- PROMPT -
Copy out each line in the material below that has the word "έκδοσης".

- RECORDS FOR THE TASK -
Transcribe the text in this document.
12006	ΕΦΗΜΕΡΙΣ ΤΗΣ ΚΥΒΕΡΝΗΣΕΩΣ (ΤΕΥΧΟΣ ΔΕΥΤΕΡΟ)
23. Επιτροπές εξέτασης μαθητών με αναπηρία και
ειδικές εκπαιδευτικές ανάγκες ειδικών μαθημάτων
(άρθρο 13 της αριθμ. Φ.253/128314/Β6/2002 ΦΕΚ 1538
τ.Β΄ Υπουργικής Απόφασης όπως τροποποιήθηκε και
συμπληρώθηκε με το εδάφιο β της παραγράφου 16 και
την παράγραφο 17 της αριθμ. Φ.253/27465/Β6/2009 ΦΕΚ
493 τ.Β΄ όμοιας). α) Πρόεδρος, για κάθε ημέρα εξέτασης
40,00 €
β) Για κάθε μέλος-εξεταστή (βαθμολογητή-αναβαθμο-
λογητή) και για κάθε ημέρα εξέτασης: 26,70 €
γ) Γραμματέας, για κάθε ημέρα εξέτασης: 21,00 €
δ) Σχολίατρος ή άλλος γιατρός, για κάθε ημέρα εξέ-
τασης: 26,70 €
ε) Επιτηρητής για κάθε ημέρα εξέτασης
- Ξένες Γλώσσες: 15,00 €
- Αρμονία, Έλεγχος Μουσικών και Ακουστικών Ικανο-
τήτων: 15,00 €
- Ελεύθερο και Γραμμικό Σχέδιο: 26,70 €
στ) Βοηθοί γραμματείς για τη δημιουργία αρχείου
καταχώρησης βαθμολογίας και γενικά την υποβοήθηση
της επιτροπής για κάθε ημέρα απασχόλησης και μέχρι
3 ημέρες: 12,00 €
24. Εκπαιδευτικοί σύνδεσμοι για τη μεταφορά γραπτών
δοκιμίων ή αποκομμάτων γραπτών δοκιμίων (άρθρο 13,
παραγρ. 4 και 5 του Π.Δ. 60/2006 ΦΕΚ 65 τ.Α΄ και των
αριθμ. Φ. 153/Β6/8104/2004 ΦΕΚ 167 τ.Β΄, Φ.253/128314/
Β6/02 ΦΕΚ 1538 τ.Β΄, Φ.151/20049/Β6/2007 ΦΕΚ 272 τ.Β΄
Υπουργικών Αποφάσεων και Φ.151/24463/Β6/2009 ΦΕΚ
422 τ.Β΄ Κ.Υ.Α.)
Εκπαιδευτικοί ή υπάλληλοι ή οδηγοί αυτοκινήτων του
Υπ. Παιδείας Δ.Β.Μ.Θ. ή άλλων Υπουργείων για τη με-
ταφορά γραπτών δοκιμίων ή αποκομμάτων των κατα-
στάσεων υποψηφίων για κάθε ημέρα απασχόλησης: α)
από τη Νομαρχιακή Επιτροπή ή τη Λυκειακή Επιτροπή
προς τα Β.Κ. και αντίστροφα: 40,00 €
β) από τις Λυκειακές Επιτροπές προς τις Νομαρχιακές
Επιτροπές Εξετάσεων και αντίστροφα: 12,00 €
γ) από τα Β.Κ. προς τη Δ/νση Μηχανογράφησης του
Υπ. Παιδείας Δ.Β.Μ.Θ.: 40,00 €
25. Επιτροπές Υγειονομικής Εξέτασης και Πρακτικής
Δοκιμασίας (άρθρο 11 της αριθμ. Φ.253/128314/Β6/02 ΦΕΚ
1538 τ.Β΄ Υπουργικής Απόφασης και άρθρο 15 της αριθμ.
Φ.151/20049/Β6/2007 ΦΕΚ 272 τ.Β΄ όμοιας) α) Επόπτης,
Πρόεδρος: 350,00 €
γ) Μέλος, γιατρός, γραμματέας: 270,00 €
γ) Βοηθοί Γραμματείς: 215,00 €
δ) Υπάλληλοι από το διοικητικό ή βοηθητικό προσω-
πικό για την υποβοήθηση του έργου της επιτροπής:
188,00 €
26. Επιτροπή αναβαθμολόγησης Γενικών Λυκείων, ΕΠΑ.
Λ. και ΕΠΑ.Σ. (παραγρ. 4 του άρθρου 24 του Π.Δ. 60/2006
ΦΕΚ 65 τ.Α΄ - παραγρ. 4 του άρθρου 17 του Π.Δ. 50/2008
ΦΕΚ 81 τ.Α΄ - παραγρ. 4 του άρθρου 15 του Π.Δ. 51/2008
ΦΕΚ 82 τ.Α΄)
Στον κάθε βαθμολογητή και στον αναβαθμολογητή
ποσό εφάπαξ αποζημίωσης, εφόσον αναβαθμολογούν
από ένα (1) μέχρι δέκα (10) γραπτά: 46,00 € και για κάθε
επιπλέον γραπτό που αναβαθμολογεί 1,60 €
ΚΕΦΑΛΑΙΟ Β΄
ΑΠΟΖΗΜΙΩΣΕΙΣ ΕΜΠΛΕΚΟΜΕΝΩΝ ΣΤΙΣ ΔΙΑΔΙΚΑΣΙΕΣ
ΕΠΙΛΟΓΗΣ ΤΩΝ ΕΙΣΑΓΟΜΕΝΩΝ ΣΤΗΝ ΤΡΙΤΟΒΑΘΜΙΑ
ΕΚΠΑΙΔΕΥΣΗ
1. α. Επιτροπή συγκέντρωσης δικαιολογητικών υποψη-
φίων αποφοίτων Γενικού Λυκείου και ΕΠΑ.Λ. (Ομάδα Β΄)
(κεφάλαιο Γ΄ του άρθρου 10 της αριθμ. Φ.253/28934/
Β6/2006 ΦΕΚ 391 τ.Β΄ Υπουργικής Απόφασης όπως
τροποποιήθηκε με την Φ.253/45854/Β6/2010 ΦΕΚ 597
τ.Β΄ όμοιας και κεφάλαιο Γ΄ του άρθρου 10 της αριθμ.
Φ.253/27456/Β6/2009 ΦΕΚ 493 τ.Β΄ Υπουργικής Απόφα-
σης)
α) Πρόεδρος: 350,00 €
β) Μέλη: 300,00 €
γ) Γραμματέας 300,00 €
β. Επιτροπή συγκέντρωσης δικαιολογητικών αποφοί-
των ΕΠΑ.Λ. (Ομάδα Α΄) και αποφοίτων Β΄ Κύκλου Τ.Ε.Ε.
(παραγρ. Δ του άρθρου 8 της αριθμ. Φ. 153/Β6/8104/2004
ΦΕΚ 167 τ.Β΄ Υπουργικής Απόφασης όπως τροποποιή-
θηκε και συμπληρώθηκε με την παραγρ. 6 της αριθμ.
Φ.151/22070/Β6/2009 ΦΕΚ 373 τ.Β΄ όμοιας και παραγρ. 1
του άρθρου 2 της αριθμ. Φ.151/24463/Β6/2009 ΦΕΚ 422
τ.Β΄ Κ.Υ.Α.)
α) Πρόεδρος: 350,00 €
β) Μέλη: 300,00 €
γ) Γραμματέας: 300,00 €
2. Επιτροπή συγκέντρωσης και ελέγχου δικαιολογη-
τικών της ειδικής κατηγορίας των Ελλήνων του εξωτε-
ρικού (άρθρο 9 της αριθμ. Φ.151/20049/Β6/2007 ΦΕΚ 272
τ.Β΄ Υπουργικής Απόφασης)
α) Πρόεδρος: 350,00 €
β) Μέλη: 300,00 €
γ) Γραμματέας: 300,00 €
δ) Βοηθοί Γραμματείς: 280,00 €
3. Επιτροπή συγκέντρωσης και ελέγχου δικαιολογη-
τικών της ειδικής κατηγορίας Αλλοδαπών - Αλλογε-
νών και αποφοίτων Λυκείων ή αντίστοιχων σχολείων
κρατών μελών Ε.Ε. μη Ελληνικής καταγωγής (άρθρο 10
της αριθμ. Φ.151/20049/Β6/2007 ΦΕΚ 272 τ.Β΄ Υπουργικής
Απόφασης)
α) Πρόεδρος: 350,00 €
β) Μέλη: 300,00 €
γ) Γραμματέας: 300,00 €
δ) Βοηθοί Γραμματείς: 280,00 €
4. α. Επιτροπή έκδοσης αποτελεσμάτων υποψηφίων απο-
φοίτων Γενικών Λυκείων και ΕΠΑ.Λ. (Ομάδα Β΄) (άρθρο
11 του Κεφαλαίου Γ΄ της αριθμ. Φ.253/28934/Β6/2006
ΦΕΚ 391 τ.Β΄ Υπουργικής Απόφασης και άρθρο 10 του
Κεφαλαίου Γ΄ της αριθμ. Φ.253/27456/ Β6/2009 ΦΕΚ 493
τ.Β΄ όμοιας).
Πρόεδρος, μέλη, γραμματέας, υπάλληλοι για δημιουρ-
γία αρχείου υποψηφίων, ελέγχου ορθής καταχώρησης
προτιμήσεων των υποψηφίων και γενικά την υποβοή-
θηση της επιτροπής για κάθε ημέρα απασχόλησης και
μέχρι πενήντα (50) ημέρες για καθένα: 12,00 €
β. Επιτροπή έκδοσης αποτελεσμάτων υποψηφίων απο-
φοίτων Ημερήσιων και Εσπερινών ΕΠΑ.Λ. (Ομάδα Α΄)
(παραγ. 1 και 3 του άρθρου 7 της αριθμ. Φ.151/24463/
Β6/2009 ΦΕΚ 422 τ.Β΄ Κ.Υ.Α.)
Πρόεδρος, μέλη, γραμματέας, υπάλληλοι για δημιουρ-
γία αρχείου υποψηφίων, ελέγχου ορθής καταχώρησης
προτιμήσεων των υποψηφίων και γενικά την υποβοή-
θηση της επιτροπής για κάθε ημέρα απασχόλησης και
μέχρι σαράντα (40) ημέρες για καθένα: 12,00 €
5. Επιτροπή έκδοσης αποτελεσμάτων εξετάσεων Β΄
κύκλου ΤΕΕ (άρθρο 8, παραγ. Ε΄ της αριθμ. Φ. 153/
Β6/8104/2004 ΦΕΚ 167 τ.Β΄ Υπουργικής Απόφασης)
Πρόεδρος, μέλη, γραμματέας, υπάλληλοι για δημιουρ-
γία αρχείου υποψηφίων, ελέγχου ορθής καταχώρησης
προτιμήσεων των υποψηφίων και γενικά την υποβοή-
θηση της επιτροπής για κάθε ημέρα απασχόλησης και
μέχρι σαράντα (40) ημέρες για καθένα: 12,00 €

- RESPONSE BELOW -
4. α. Επιτροπή έκδοσης αποτελεσμάτων υποψηφίων απο-
β. Επιτροπή έκδοσης αποτελεσμάτων υποψηφίων απο-
5. Επιτροπή έκδοσης αποτελεσμάτων εξετάσεων Β΄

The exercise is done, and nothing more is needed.